• [Questions to answer]:
- 1) Output the SQL discussion's wording from "Experts tend to" to "what have you." verbatim.
- 2) What example does the SQL discussion give of a perfectly reasonable task that turns out to be quite hard to do in SQL?

That's kind of orthogonal to what I think is the issue being expressed here.
SQL can do many things; the problems tend to be when a query doesn't perform consistently and predictably. There's always a balance to be struck between communicating what is to be done, and how it is to be done, and SQL leaves so much of the "how" out that the query interpreter/optimizer is incredibly sophisticated and does a fantastic amount of work and yet frequently gets things spectacularly wrong, maybe due to misconfiguration and maybe due to fundamental limitations.
Obviously more information on how to do something is not always better; otherwise we'd be using assembler. But there is a balance.
Experts tend to say "write everything in one query, and if it doesn't work, fix the configuration of your database" which is not helpful given the division of responsibilities in any company. But they will say that because they are devoted to the idea that all that expressiveness is good for something.
Since the addition of SQL/PSM (1996 IIRC) it has become a computationally complete language (procedural like many of the others) with variables and loops and what have you.
That's only true tautologically--i.e., if you decide to constrain "its purpose" to the set of things SQL does well. If you want to do something perfectly reasonable--like programmatically building queries to access data of arbitrary (read "unknown at compile time") schema, you'll find it's quite hard to do this, at least if you care about performance at all. Largely because SQL doesn't compose well.

• [Supplied records]:

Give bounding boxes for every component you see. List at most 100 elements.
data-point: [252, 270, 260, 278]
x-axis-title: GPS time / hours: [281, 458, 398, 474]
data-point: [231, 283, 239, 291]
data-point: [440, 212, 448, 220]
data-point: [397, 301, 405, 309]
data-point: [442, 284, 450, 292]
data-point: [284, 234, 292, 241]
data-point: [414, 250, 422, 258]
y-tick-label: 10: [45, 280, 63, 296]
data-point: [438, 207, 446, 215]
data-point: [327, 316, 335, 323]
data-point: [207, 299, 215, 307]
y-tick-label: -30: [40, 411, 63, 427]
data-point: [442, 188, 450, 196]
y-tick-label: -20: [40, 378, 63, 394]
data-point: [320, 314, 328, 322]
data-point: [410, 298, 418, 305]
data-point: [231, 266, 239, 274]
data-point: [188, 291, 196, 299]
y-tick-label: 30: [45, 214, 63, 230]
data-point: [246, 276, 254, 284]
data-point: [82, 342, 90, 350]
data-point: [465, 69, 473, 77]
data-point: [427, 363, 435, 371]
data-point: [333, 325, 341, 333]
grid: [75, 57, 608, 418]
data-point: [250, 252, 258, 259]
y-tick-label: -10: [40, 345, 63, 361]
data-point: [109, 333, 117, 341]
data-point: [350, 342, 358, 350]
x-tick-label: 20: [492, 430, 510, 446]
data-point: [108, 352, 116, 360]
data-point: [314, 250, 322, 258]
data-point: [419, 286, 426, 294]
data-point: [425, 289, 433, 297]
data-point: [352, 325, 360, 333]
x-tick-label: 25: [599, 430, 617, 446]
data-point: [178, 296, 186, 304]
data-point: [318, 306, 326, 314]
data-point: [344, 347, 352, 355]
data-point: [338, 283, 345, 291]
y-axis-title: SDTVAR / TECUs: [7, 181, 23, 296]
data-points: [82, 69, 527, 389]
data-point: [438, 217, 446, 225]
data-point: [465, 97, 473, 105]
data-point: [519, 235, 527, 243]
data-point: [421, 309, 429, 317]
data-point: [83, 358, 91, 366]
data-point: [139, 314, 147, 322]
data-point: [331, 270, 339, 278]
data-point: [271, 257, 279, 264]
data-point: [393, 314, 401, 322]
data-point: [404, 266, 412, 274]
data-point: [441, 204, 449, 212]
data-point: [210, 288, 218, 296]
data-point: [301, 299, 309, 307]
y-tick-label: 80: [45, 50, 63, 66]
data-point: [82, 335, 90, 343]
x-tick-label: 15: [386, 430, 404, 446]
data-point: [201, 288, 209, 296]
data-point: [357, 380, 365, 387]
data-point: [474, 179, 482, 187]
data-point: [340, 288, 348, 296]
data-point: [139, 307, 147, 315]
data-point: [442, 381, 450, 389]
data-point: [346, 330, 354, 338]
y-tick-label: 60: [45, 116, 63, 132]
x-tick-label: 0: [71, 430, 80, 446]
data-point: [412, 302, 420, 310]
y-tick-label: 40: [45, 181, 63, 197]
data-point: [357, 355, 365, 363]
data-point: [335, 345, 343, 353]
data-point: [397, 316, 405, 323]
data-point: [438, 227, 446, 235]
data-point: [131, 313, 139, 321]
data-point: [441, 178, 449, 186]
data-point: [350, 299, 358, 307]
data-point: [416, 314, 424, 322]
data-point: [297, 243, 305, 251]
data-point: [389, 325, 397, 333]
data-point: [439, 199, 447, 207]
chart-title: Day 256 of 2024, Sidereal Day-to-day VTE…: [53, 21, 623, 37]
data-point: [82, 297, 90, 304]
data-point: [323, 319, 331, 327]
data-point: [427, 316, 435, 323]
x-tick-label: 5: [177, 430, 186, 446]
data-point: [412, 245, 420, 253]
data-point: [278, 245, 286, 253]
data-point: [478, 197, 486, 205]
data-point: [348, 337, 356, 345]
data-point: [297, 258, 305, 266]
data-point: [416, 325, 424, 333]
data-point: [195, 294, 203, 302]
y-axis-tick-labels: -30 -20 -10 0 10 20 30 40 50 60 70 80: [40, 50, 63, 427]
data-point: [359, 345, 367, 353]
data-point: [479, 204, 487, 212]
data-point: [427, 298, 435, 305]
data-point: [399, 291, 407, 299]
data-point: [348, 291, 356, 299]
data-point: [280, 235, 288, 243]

• [Expected outputs]:
- 1)
Experts tend to say "write everything in one query, and if it doesn't work, fix the configuration of your database" which is not helpful given the division of responsibilities in any company. But they will say that because they are devoted to the idea that all that expressiveness is good for something.
Since the addition of SQL/PSM (1996 IIRC) it has become a computationally complete language (procedural like many of the others) with variables and loops and what have you.

- 2) Programmatically building queries to access data of arbitrary schema, meaning a schema unknown at compile time.